▸ Data section
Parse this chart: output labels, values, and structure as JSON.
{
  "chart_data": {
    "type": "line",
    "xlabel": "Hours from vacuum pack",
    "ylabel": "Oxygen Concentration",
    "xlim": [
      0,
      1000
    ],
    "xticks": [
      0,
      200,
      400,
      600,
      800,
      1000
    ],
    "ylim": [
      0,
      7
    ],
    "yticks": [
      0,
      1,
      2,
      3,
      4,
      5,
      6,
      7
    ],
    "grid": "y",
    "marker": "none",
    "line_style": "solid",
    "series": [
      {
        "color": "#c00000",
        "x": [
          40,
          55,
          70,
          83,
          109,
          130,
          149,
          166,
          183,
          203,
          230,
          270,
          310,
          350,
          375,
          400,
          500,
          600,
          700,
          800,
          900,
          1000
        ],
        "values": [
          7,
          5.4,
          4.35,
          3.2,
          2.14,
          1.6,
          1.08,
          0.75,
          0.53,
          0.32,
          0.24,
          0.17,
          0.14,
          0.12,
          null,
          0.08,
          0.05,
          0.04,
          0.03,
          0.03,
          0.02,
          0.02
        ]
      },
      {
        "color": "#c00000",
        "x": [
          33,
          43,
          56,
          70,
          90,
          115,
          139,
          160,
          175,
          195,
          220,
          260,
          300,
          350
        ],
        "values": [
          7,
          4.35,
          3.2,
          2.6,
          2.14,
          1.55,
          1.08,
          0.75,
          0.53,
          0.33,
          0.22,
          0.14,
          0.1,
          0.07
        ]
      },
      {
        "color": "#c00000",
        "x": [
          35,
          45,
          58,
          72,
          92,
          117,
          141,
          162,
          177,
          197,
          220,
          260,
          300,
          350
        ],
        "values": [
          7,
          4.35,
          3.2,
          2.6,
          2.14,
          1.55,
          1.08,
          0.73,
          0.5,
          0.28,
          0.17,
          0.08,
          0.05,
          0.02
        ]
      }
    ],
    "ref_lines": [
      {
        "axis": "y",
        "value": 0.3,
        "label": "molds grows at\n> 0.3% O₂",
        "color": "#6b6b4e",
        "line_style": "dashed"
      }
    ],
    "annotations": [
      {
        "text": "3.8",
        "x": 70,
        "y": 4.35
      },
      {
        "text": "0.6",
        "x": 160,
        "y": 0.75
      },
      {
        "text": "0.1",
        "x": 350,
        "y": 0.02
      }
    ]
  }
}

▸ Problem statement
Give an exact copy of all the data shown above.

▸ Exercise output
Parse this chart: output labels, values, and structure as JSON.
{
  "chart_data": {
    "type": "line",
    "xlabel": "Hours from vacuum pack",
    "ylabel": "Oxygen Concentration",
    "xlim": [
      0,
      1000
    ],
    "xticks": [
      0,
      200,
      400,
      600,
      800,
      1000
    ],
    "ylim": [
      0,
      7
    ],
    "yticks": [
      0,
      1,
      2,
      3,
      4,
      5,
      6,
      7
    ],
    "grid": "y",
    "marker": "none",
    "line_style": "solid",
    "series": [
      {
        "color": "#c00000",
        "x": [
          40,
          55,
          70,
          83,
          109,
          130,
          149,
          166,
          183,
          203,
          230,
          270,
          310,
          350,
          375,
          400,
          500,
          600,
          700,
          800,
          900,
          1000
        ],
        "values": [
          7,
          5.4,
          4.35,
          3.2,
          2.14,
          1.6,
          1.08,
          0.75,
          0.53,
          0.32,
          0.24,
          0.17,
          0.14,
          0.12,
          null,
          0.08,
          0.05,
          0.04,
          0.03,
          0.03,
          0.02,
          0.02
        ]
      },
      {
        "color": "#c00000",
        "x": [
          33,
          43,
          56,
          70,
          90,
          115,
          139,
          160,
          175,
          195,
          220,
          260,
          300,
          350
        ],
        "values": [
          7,
          4.35,
          3.2,
          2.6,
          2.14,
          1.55,
          1.08,
          0.75,
          0.53,
          0.33,
          0.22,
          0.14,
          0.1,
          0.07
        ]
      },
      {
        "color": "#c00000",
        "x": [
          35,
          45,
          58,
          72,
          92,
          117,
          141,
          162,
          177,
          197,
          220,
          260,
          300,
          350
        ],
        "values": [
          7,
          4.35,
          3.2,
          2.6,
          2.14,
          1.55,
          1.08,
          0.73,
          0.5,
          0.28,
          0.17,
          0.08,
          0.05,
          0.02
        ]
      }
    ],
    "ref_lines": [
      {
        "axis": "y",
        "value": 0.3,
        "label": "molds grows at\n> 0.3% O₂",
        "color": "#6b6b4e",
        "line_style": "dashed"
      }
    ],
    "annotations": [
      {
        "text": "3.8",
        "x": 70,
        "y": 4.35
      },
      {
        "text": "0.6",
        "x": 160,
        "y": 0.75
      },
      {
        "text": "0.1",
        "x": 350,
        "y": 0.02
      }
    ]
  }
}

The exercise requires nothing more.